• What you have to do: Which lines of the records contain "from"? Collect every one of them.

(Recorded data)
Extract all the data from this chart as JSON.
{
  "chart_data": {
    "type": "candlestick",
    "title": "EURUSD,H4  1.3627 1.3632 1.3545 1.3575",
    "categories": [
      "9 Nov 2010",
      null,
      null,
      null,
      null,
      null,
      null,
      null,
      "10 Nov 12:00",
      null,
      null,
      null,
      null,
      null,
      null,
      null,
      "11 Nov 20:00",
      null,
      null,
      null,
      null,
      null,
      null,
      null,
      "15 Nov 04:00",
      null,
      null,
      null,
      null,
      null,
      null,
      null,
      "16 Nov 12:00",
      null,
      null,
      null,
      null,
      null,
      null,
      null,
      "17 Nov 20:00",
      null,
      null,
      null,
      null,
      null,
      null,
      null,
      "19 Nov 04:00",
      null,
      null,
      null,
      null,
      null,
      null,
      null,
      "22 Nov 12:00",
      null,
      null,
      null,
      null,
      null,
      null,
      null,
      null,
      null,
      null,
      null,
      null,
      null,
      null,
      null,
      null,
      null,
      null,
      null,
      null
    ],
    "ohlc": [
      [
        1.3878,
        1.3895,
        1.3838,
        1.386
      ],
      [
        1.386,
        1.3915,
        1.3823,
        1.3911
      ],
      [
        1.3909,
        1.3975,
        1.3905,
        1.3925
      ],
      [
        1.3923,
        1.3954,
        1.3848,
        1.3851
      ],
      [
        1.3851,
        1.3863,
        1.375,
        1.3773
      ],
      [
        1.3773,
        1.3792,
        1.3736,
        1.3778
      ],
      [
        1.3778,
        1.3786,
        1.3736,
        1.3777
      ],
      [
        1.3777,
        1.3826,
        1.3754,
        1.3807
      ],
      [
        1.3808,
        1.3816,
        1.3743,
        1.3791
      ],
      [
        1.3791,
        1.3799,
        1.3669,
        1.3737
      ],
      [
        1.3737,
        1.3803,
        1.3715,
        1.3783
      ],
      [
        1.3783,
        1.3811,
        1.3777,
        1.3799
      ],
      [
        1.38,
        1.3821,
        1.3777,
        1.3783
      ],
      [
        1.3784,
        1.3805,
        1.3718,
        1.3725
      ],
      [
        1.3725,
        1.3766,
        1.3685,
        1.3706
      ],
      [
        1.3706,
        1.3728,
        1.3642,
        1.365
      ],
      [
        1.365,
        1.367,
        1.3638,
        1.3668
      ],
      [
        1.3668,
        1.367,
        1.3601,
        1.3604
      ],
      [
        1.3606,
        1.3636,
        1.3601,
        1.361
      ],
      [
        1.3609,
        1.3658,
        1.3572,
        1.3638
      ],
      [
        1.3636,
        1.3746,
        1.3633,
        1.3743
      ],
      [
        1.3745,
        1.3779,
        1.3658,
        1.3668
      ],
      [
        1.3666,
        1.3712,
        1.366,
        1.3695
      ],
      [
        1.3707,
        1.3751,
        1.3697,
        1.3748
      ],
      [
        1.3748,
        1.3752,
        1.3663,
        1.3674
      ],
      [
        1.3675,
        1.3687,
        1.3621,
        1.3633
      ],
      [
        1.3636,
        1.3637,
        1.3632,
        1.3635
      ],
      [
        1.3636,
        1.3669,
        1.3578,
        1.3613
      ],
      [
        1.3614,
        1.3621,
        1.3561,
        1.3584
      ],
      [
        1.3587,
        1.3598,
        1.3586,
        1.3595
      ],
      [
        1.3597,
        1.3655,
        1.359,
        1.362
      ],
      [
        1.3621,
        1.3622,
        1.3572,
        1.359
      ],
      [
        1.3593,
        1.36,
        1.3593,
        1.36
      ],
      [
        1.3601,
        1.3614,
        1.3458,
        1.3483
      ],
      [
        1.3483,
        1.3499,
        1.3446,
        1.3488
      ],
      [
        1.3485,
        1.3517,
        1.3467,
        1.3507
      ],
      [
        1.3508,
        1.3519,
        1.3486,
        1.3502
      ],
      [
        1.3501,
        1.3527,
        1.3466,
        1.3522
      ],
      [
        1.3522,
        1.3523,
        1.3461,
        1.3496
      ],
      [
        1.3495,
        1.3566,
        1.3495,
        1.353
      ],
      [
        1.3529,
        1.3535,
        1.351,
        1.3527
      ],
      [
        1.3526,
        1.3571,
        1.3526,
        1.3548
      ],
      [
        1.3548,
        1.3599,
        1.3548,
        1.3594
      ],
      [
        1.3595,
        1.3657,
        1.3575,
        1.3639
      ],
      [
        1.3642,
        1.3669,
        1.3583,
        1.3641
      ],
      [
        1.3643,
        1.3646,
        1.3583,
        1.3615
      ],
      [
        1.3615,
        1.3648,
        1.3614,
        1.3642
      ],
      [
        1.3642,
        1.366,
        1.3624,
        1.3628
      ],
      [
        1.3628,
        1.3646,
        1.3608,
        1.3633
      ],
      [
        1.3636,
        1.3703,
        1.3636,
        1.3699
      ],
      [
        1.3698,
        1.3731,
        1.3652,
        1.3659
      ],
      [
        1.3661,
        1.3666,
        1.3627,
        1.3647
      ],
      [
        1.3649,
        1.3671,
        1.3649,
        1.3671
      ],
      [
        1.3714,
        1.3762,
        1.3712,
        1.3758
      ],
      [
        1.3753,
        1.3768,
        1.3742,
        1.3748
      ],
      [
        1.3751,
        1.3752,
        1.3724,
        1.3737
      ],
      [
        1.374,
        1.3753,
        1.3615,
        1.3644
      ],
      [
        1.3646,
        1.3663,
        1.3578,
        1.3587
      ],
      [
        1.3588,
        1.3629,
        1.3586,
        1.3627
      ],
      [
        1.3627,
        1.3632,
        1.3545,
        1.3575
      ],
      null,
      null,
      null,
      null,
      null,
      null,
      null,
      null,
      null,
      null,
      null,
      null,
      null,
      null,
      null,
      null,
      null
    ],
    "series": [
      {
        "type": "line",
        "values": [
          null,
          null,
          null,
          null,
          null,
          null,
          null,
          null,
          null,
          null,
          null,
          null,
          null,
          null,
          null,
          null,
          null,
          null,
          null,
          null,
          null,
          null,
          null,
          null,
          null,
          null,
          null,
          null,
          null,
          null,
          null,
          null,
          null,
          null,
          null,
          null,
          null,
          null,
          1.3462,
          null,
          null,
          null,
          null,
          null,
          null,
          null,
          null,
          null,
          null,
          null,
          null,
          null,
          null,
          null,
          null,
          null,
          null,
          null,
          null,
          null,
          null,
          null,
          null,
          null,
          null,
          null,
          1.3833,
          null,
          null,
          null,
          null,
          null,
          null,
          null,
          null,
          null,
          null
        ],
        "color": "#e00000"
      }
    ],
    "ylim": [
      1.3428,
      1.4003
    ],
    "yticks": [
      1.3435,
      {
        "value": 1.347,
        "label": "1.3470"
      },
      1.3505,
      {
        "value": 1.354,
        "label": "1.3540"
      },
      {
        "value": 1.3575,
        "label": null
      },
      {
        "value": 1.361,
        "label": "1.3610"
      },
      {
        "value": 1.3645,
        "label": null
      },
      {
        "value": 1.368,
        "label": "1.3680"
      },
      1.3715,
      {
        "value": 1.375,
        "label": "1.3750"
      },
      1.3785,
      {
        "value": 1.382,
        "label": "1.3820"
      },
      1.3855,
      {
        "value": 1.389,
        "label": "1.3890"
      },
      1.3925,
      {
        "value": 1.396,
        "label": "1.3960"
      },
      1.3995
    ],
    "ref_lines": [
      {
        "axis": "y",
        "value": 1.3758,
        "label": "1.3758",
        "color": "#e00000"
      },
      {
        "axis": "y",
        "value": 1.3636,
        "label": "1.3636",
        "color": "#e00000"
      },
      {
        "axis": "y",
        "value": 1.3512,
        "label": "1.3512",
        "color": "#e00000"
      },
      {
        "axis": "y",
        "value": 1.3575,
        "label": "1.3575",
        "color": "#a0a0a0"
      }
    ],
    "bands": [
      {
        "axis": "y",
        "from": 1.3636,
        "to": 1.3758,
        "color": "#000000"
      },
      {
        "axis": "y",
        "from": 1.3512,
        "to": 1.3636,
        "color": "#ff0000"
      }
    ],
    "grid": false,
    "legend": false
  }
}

• Complete response:
Extract all the data from this chart as JSON.
        "from": 1.3636,
        "from": 1.3512,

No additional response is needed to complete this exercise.